DATA EXTRACT
--- BEGIN ---

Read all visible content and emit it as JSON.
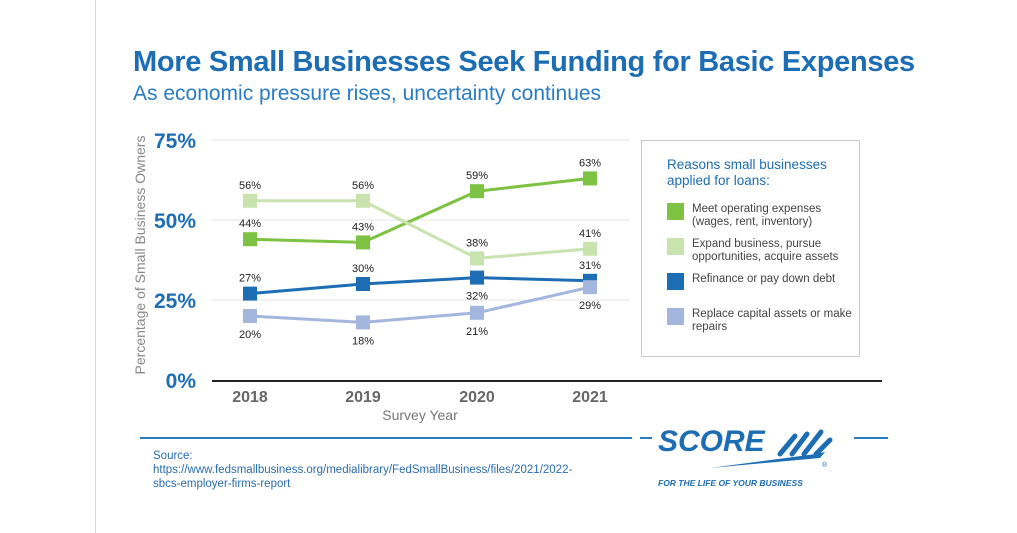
{
  "title": "More Small Businesses Seek Funding for Basic Expenses",
  "subtitle": "As economic pressure rises, uncertainty continues",
  "chart_data": {
    "type": "line",
    "xlabel": "Survey Year",
    "ylabel": "Percentage of Small Business Owners",
    "categories": [
      "2018",
      "2019",
      "2020",
      "2021"
    ],
    "ylim": [
      0,
      75
    ],
    "yticks": [
      "0%",
      "25%",
      "50%",
      "75%"
    ],
    "grid": true,
    "legend_title": "Reasons small businesses applied for loans:",
    "legend_placement": "right",
    "series": [
      {
        "name": "Meet operating expenses (wages, rent, inventory)",
        "color": "#7dc242",
        "values": [
          44,
          43,
          59,
          63
        ],
        "labels": [
          "44%",
          "43%",
          "59%",
          "63%"
        ],
        "label_pos": [
          "above",
          "above",
          "above",
          "above"
        ]
      },
      {
        "name": "Expand business, pursue opportunities, acquire assets",
        "color": "#c9e3ae",
        "values": [
          56,
          56,
          38,
          41
        ],
        "labels": [
          "56%",
          "56%",
          "38%",
          "41%"
        ],
        "label_pos": [
          "above",
          "above",
          "above",
          "above"
        ]
      },
      {
        "name": "Refinance or pay down debt",
        "color": "#1d6db4",
        "values": [
          27,
          30,
          32,
          31
        ],
        "labels": [
          "27%",
          "30%",
          "32%",
          "31%"
        ],
        "label_pos": [
          "above",
          "above",
          "below",
          "above"
        ]
      },
      {
        "name": "Replace capital assets or make repairs",
        "color": "#a3b6de",
        "values": [
          20,
          18,
          21,
          29
        ],
        "labels": [
          "20%",
          "18%",
          "21%",
          "29%"
        ],
        "label_pos": [
          "below",
          "below",
          "below",
          "below"
        ]
      }
    ]
  },
  "source": "Source: https://www.fedsmallbusiness.org/medialibrary/FedSmallBusiness/files/2021/2022-sbcs-employer-firms-report",
  "logo": {
    "text": "SCORE",
    "tagline": "FOR THE LIFE OF YOUR BUSINESS"
  }
}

--- END ---

SHORT TASK
All of the material above needs to be restated exactly, with no pictures.

ANSWER
Read all visible content and emit it as JSON.
{
  "title": "More Small Businesses Seek Funding for Basic Expenses",
  "subtitle": "As economic pressure rises, uncertainty continues",
  "chart_data": {
    "type": "line",
    "xlabel": "Survey Year",
    "ylabel": "Percentage of Small Business Owners",
    "categories": [
      "2018",
      "2019",
      "2020",
      "2021"
    ],
    "ylim": [
      0,
      75
    ],
    "yticks": [
      "0%",
      "25%",
      "50%",
      "75%"
    ],
    "grid": true,
    "legend_title": "Reasons small businesses applied for loans:",
    "legend_placement": "right",
    "series": [
      {
        "name": "Meet operating expenses (wages, rent, inventory)",
        "color": "#7dc242",
        "values": [
          44,
          43,
          59,
          63
        ],
        "labels": [
          "44%",
          "43%",
          "59%",
          "63%"
        ],
        "label_pos": [
          "above",
          "above",
          "above",
          "above"
        ]
      },
      {
        "name": "Expand business, pursue opportunities, acquire assets",
        "color": "#c9e3ae",
        "values": [
          56,
          56,
          38,
          41
        ],
        "labels": [
          "56%",
          "56%",
          "38%",
          "41%"
        ],
        "label_pos": [
          "above",
          "above",
          "above",
          "above"
        ]
      },
      {
        "name": "Refinance or pay down debt",
        "color": "#1d6db4",
        "values": [
          27,
          30,
          32,
          31
        ],
        "labels": [
          "27%",
          "30%",
          "32%",
          "31%"
        ],
        "label_pos": [
          "above",
          "above",
          "below",
          "above"
        ]
      },
      {
        "name": "Replace capital assets or make repairs",
        "color": "#a3b6de",
        "values": [
          20,
          18,
          21,
          29
        ],
        "labels": [
          "20%",
          "18%",
          "21%",
          "29%"
        ],
        "label_pos": [
          "below",
          "below",
          "below",
          "below"
        ]
      }
    ]
  },
  "source": "Source: https://www.fedsmallbusiness.org/medialibrary/FedSmallBusiness/files/2021/2022-sbcs-employer-firms-report",
  "logo": {
    "text": "SCORE",
    "tagline": "FOR THE LIFE OF YOUR BUSINESS"
  }
}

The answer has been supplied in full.